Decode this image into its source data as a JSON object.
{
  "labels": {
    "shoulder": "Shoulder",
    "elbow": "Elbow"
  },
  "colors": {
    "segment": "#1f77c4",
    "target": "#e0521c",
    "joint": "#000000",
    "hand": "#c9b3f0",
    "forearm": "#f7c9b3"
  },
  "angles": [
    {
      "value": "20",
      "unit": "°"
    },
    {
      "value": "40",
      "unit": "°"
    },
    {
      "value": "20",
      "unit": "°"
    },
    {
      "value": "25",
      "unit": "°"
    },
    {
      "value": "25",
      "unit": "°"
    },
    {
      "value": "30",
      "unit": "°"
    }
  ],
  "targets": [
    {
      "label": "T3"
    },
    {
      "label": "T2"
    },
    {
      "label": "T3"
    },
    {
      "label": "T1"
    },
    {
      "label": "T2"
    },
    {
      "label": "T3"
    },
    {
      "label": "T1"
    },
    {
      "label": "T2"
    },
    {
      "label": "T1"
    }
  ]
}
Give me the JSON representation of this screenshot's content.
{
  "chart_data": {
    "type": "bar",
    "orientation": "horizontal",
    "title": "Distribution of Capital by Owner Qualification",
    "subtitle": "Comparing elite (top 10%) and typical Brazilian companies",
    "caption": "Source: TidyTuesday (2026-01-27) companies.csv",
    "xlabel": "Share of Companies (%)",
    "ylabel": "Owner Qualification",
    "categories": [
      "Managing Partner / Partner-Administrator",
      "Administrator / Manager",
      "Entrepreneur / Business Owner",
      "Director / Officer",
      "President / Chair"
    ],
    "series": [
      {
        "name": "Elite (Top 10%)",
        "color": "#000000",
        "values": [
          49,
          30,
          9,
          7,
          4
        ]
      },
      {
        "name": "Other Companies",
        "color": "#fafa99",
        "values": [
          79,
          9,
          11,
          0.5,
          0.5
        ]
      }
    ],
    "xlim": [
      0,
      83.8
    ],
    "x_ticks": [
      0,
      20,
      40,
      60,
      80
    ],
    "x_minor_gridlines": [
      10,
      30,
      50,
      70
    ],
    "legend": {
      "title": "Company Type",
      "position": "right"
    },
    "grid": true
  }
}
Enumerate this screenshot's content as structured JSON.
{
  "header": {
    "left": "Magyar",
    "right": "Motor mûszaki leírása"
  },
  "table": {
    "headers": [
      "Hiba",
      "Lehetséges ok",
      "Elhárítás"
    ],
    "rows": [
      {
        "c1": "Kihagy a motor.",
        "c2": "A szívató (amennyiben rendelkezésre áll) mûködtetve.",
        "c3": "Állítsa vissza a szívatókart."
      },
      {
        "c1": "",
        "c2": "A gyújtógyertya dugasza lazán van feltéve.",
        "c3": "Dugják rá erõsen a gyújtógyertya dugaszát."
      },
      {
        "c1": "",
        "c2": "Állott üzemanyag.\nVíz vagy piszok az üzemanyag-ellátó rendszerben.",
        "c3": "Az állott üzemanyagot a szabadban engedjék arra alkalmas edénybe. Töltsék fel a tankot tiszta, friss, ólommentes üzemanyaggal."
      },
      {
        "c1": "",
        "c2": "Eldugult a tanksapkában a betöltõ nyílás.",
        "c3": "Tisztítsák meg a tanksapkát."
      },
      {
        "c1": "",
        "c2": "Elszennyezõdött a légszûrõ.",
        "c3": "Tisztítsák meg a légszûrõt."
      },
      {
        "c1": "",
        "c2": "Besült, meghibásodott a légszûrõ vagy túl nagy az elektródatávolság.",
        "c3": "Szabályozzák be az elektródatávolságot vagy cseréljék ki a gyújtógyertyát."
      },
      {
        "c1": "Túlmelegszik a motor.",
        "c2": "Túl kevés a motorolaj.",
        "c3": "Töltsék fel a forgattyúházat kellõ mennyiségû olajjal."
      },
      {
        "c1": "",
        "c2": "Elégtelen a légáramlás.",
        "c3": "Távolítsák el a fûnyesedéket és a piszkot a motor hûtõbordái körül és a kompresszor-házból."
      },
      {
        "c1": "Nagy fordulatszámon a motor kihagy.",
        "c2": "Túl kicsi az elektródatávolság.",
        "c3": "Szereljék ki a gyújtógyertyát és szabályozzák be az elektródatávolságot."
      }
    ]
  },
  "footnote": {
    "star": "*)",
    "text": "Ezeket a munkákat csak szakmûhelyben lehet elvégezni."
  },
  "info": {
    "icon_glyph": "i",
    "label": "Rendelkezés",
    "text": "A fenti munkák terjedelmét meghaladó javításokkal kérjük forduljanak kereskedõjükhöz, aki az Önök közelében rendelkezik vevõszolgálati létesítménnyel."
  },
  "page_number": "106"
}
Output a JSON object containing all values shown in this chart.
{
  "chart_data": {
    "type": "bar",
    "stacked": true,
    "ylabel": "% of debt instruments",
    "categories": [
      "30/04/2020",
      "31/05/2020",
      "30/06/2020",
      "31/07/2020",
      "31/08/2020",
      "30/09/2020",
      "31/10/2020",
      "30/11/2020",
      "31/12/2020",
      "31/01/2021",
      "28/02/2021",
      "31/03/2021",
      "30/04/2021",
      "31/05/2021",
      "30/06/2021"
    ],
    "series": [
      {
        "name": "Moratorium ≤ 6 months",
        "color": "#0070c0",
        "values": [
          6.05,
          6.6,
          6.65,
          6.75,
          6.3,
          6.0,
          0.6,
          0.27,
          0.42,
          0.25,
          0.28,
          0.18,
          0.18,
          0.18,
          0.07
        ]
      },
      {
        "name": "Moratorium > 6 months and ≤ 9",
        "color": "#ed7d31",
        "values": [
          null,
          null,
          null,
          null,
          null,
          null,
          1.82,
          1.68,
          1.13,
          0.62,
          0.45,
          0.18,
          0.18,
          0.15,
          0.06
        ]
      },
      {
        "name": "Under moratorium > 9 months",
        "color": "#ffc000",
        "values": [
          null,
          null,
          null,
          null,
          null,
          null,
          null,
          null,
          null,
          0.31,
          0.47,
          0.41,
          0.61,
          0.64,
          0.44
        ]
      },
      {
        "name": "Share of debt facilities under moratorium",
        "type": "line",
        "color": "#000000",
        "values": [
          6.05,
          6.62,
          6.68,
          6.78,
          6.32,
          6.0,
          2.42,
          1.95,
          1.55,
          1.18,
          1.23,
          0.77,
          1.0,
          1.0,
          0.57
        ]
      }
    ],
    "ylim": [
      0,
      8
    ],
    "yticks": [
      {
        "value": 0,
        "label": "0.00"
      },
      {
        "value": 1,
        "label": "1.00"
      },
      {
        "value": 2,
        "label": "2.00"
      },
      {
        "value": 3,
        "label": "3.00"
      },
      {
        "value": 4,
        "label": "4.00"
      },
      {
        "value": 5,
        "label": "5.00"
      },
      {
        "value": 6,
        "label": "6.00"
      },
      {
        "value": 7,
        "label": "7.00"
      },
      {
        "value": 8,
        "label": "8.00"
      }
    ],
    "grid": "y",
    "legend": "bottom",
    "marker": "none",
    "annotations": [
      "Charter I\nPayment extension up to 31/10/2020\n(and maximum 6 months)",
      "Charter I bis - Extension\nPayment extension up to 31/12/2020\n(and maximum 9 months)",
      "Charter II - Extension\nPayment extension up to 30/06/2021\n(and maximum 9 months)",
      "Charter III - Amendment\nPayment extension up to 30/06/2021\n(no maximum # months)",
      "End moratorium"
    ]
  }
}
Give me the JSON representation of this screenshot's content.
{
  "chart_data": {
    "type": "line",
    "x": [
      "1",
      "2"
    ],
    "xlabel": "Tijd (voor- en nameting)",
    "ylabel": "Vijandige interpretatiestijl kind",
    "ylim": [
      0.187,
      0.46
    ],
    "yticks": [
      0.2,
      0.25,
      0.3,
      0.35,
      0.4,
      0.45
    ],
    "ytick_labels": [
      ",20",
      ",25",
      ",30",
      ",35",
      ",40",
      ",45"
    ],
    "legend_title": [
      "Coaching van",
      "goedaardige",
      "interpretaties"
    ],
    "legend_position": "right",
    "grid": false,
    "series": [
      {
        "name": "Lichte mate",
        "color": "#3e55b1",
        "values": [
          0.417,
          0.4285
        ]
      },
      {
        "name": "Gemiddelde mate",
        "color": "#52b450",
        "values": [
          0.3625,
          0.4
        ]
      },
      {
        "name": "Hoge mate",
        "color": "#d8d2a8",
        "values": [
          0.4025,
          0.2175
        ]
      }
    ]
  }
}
########################################
== Aim of the task ==
How many of the lines above contain the string "Qualification"? Give the number only.

== Complete answer ==
2